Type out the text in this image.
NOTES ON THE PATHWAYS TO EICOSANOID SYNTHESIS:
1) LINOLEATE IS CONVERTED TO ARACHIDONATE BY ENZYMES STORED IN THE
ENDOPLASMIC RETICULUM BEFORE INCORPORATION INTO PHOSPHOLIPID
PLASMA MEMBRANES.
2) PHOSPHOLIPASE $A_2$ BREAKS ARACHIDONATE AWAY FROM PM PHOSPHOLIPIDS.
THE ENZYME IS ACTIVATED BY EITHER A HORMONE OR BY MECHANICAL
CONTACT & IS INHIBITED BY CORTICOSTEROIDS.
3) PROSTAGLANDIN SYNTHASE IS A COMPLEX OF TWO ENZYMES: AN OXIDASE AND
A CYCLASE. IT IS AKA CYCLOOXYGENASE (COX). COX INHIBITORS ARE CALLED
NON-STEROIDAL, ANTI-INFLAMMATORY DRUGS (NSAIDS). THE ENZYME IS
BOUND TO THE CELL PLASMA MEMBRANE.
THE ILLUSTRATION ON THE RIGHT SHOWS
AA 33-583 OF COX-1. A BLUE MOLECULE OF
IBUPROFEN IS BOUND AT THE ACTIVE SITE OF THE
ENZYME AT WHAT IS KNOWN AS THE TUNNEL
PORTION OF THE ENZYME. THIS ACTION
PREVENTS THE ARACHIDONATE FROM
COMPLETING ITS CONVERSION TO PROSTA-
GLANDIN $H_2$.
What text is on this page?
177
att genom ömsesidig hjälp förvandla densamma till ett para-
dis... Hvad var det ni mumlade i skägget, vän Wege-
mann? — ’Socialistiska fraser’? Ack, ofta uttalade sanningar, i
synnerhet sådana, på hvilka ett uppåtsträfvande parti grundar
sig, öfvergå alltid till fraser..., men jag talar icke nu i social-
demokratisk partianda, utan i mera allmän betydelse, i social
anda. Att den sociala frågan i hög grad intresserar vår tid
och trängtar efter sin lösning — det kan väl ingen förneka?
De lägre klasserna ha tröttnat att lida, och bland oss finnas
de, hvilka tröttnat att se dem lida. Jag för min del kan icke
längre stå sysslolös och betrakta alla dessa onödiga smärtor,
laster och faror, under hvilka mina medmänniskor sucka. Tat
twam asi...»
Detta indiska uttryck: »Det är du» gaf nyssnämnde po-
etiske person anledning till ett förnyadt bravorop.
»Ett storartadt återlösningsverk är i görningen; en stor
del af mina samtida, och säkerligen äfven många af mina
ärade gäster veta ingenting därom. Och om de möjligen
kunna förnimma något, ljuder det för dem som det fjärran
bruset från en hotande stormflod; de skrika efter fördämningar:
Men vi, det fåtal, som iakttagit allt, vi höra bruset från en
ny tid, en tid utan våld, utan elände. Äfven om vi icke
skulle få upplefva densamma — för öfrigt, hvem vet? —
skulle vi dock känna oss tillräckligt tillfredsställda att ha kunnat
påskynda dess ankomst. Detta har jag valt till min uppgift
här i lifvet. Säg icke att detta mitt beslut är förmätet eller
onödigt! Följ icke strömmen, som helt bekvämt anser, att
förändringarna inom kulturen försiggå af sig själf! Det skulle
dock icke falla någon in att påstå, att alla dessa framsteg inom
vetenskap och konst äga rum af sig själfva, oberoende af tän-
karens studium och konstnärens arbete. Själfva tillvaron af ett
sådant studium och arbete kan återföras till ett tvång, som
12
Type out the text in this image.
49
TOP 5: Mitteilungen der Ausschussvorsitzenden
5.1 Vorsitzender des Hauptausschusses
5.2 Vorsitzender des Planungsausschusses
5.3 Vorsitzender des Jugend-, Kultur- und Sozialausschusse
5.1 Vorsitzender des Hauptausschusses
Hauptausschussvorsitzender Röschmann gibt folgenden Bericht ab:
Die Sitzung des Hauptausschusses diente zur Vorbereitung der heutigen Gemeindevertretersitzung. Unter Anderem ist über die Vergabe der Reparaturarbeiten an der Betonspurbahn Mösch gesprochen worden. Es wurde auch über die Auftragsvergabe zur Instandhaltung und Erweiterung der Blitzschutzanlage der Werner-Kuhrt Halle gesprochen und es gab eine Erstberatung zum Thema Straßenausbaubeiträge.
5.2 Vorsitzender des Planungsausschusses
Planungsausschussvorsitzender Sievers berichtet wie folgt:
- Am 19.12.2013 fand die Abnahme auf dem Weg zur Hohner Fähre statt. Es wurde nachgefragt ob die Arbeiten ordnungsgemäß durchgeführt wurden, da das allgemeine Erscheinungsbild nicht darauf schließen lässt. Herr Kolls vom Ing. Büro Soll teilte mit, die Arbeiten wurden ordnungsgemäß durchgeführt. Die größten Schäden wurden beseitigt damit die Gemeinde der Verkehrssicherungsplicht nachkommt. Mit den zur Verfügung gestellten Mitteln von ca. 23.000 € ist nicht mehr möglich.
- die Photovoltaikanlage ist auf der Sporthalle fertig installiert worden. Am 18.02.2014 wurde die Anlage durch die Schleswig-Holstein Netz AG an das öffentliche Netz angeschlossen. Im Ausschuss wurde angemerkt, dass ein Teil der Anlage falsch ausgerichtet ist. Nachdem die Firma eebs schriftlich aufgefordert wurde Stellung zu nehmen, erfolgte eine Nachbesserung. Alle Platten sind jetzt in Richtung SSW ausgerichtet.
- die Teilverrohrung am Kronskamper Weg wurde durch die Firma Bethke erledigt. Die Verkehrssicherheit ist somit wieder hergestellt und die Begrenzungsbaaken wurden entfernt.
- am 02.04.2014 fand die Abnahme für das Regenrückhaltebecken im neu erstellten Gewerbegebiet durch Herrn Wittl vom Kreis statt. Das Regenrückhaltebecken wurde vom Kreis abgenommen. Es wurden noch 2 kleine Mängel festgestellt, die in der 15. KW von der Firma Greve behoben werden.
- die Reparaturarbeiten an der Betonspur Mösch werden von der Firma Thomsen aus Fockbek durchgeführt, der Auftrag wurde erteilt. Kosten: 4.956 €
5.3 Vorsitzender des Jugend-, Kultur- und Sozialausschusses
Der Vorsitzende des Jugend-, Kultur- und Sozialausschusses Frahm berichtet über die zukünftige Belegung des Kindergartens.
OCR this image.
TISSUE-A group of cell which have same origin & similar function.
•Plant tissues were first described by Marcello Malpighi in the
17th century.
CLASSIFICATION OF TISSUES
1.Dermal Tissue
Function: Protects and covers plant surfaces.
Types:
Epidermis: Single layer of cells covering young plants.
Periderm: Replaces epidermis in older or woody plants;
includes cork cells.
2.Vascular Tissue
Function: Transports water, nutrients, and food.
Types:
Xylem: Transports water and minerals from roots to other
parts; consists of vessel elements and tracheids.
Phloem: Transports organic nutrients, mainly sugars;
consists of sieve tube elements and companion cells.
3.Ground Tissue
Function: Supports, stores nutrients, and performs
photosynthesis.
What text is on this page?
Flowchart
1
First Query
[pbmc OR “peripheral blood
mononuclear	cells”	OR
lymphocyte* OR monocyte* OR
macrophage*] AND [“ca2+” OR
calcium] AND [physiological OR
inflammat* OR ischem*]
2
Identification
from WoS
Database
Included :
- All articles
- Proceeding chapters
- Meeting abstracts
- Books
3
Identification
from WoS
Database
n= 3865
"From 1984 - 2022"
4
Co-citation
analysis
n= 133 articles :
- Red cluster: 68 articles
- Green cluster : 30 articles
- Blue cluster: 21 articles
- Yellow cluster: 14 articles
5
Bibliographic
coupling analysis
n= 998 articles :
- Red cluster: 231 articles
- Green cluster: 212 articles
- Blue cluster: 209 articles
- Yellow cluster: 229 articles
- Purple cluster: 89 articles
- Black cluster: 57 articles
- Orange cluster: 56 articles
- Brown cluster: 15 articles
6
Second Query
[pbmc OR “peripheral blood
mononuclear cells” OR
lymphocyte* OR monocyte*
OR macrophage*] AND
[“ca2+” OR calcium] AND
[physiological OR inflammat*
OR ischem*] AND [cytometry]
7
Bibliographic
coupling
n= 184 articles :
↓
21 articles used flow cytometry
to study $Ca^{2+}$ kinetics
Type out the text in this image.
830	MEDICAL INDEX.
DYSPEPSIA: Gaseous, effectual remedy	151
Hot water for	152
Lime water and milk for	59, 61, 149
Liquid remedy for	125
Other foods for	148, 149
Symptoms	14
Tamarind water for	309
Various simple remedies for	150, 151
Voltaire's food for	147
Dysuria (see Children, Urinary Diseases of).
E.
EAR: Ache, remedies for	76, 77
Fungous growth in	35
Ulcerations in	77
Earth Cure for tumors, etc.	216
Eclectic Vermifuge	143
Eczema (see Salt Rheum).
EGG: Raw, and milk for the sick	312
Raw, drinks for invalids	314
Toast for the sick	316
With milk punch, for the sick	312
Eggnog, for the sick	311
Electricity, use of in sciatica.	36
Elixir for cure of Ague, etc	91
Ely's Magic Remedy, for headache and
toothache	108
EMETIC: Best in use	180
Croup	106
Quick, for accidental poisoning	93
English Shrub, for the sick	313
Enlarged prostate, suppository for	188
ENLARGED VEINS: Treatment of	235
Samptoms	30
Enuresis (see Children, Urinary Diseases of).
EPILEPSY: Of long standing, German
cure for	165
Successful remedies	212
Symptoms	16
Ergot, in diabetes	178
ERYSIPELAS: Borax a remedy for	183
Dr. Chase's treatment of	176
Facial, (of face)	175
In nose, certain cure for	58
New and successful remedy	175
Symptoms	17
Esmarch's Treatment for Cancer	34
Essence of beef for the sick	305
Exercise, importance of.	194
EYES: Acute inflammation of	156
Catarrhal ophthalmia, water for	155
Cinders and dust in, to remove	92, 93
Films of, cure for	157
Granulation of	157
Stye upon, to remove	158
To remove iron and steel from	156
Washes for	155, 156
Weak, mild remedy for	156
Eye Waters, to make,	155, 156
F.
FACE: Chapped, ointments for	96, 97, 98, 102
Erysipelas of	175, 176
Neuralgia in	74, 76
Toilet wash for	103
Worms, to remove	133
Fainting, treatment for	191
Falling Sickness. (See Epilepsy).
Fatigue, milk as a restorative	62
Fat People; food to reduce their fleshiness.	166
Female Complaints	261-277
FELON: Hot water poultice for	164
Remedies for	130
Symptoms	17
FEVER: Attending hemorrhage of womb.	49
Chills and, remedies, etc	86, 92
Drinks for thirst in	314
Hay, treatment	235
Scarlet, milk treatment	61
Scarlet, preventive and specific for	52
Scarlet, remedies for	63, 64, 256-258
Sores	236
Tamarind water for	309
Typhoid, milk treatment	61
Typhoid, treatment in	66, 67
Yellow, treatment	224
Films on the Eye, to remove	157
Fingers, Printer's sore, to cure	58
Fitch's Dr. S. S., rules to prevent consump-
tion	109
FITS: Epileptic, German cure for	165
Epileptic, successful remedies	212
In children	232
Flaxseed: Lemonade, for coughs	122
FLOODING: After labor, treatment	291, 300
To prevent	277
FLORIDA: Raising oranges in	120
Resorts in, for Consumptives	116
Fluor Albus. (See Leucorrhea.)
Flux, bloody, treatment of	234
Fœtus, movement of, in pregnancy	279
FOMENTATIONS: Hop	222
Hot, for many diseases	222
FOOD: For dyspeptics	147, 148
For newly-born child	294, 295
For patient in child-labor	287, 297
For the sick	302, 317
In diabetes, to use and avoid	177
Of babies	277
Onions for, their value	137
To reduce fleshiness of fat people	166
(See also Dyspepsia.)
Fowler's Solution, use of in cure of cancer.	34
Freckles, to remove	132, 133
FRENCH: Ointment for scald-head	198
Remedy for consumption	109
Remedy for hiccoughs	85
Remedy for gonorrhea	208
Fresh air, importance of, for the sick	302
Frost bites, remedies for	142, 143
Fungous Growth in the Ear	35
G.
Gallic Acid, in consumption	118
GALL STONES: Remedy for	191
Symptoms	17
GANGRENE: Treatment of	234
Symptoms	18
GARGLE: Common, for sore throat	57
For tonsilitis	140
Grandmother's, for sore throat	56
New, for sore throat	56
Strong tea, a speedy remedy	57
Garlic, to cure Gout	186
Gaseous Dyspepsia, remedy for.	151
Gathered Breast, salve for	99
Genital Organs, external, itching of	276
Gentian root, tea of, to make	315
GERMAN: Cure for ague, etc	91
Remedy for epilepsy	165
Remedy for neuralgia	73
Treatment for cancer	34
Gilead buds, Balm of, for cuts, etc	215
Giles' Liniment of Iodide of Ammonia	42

———

• What to produce:
Each line in the data that holds the word "consists" must be copied.

• Solution to the problem:
parts; consists of vessel elements and tracheids.
consists of sieve tube elements and companion cells.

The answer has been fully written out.